+++ Exercise data

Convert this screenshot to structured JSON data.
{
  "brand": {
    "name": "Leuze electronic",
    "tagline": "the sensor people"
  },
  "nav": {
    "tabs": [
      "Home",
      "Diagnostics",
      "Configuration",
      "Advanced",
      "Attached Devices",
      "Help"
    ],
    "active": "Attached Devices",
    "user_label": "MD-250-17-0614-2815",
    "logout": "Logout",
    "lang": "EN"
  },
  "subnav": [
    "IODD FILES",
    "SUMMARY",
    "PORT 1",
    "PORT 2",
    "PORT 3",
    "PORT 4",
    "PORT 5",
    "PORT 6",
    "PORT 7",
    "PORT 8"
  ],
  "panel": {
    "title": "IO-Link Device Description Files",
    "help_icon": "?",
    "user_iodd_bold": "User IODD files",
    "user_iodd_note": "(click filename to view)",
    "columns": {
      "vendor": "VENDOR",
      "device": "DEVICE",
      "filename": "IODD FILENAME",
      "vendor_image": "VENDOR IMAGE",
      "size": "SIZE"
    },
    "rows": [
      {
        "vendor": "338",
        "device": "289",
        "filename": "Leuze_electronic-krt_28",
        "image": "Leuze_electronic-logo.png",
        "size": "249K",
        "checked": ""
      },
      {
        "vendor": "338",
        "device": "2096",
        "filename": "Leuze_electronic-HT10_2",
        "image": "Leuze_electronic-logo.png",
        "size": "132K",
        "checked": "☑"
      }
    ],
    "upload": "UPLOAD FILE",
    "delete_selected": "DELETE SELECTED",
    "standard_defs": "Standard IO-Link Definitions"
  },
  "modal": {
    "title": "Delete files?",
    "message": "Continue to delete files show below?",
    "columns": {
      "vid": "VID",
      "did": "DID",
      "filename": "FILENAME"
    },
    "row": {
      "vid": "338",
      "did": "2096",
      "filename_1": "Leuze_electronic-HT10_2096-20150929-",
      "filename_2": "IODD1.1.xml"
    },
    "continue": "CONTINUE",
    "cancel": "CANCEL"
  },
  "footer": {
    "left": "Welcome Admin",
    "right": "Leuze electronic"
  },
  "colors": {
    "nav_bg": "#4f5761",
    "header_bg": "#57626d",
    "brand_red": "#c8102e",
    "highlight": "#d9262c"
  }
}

++++++

The whole listing above needs to be written out again exactly.

## Correct result
Convert this screenshot to structured JSON data.
{
  "brand": {
    "name": "Leuze electronic",
    "tagline": "the sensor people"
  },
  "nav": {
    "tabs": [
      "Home",
      "Diagnostics",
      "Configuration",
      "Advanced",
      "Attached Devices",
      "Help"
    ],
    "active": "Attached Devices",
    "user_label": "MD-250-17-0614-2815",
    "logout": "Logout",
    "lang": "EN"
  },
  "subnav": [
    "IODD FILES",
    "SUMMARY",
    "PORT 1",
    "PORT 2",
    "PORT 3",
    "PORT 4",
    "PORT 5",
    "PORT 6",
    "PORT 7",
    "PORT 8"
  ],
  "panel": {
    "title": "IO-Link Device Description Files",
    "help_icon": "?",
    "user_iodd_bold": "User IODD files",
    "user_iodd_note": "(click filename to view)",
    "columns": {
      "vendor": "VENDOR",
      "device": "DEVICE",
      "filename": "IODD FILENAME",
      "vendor_image": "VENDOR IMAGE",
      "size": "SIZE"
    },
    "rows": [
      {
        "vendor": "338",
        "device": "289",
        "filename": "Leuze_electronic-krt_28",
        "image": "Leuze_electronic-logo.png",
        "size": "249K",
        "checked": ""
      },
      {
        "vendor": "338",
        "device": "2096",
        "filename": "Leuze_electronic-HT10_2",
        "image": "Leuze_electronic-logo.png",
        "size": "132K",
        "checked": "☑"
      }
    ],
    "upload": "UPLOAD FILE",
    "delete_selected": "DELETE SELECTED",
    "standard_defs": "Standard IO-Link Definitions"
  },
  "modal": {
    "title": "Delete files?",
    "message": "Continue to delete files show below?",
    "columns": {
      "vid": "VID",
      "did": "DID",
      "filename": "FILENAME"
    },
    "row": {
      "vid": "338",
      "did": "2096",
      "filename_1": "Leuze_electronic-HT10_2096-20150929-",
      "filename_2": "IODD1.1.xml"
    },
    "continue": "CONTINUE",
    "cancel": "CANCEL"
  },
  "footer": {
    "left": "Welcome Admin",
    "right": "Leuze electronic"
  },
  "colors": {
    "nav_bg": "#4f5761",
    "header_bg": "#57626d",
    "brand_red": "#c8102e",
    "highlight": "#d9262c"
  }
}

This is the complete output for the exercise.